(Aim of the task) Copy out the listing exactly.

(Entries)

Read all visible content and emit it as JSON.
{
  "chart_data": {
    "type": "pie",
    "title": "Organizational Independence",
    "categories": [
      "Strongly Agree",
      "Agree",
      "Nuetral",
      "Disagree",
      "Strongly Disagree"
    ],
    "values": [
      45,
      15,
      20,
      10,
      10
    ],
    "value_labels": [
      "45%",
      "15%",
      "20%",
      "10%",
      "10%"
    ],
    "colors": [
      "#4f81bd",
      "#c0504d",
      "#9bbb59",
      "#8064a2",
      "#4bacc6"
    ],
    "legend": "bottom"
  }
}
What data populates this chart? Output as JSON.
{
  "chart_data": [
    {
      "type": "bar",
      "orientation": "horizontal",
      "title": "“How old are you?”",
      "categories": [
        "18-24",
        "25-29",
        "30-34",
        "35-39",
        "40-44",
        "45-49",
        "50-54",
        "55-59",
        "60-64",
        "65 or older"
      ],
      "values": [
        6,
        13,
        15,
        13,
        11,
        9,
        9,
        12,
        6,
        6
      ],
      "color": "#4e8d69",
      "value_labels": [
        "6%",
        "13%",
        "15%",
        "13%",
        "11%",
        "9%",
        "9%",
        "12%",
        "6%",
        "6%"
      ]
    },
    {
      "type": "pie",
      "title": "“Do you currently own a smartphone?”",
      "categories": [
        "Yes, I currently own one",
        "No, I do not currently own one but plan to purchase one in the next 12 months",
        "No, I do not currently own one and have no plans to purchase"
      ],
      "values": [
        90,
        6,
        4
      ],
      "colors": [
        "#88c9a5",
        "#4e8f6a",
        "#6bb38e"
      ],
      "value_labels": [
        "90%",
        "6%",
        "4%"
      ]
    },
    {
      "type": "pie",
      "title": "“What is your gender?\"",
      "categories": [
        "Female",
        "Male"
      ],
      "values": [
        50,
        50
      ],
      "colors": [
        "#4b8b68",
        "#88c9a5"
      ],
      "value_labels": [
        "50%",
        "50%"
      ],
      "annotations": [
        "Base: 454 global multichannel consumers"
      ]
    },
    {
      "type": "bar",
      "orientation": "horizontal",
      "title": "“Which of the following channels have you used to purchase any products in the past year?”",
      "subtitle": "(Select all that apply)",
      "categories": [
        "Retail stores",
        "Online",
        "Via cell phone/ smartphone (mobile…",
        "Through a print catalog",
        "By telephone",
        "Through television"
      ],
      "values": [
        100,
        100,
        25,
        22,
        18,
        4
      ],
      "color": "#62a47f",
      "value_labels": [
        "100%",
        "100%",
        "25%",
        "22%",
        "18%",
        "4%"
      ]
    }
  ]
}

(Full answer)
Read all visible content and emit it as JSON.
{
  "chart_data": {
    "type": "pie",
    "title": "Organizational Independence",
    "categories": [
      "Strongly Agree",
      "Agree",
      "Nuetral",
      "Disagree",
      "Strongly Disagree"
    ],
    "values": [
      45,
      15,
      20,
      10,
      10
    ],
    "value_labels": [
      "45%",
      "15%",
      "20%",
      "10%",
      "10%"
    ],
    "colors": [
      "#4f81bd",
      "#c0504d",
      "#9bbb59",
      "#8064a2",
      "#4bacc6"
    ],
    "legend": "bottom"
  }
}
What data populates this chart? Output as JSON.
{
  "chart_data": [
    {
      "type": "bar",
      "orientation": "horizontal",
      "title": "“How old are you?”",
      "categories": [
        "18-24",
        "25-29",
        "30-34",
        "35-39",
        "40-44",
        "45-49",
        "50-54",
        "55-59",
        "60-64",
        "65 or older"
      ],
      "values": [
        6,
        13,
        15,
        13,
        11,
        9,
        9,
        12,
        6,
        6
      ],
      "color": "#4e8d69",
      "value_labels": [
        "6%",
        "13%",
        "15%",
        "13%",
        "11%",
        "9%",
        "9%",
        "12%",
        "6%",
        "6%"
      ]
    },
    {
      "type": "pie",
      "title": "“Do you currently own a smartphone?”",
      "categories": [
        "Yes, I currently own one",
        "No, I do not currently own one but plan to purchase one in the next 12 months",
        "No, I do not currently own one and have no plans to purchase"
      ],
      "values": [
        90,
        6,
        4
      ],
      "colors": [
        "#88c9a5",
        "#4e8f6a",
        "#6bb38e"
      ],
      "value_labels": [
        "90%",
        "6%",
        "4%"
      ]
    },
    {
      "type": "pie",
      "title": "“What is your gender?\"",
      "categories": [
        "Female",
        "Male"
      ],
      "values": [
        50,
        50
      ],
      "colors": [
        "#4b8b68",
        "#88c9a5"
      ],
      "value_labels": [
        "50%",
        "50%"
      ],
      "annotations": [
        "Base: 454 global multichannel consumers"
      ]
    },
    {
      "type": "bar",
      "orientation": "horizontal",
      "title": "“Which of the following channels have you used to purchase any products in the past year?”",
      "subtitle": "(Select all that apply)",
      "categories": [
        "Retail stores",
        "Online",
        "Via cell phone/ smartphone (mobile…",
        "Through a print catalog",
        "By telephone",
        "Through television"
      ],
      "values": [
        100,
        100,
        25,
        22,
        18,
        4
      ],
      "color": "#62a47f",
      "value_labels": [
        "100%",
        "100%",
        "25%",
        "22%",
        "18%",
        "4%"
      ]
    }
  ]
}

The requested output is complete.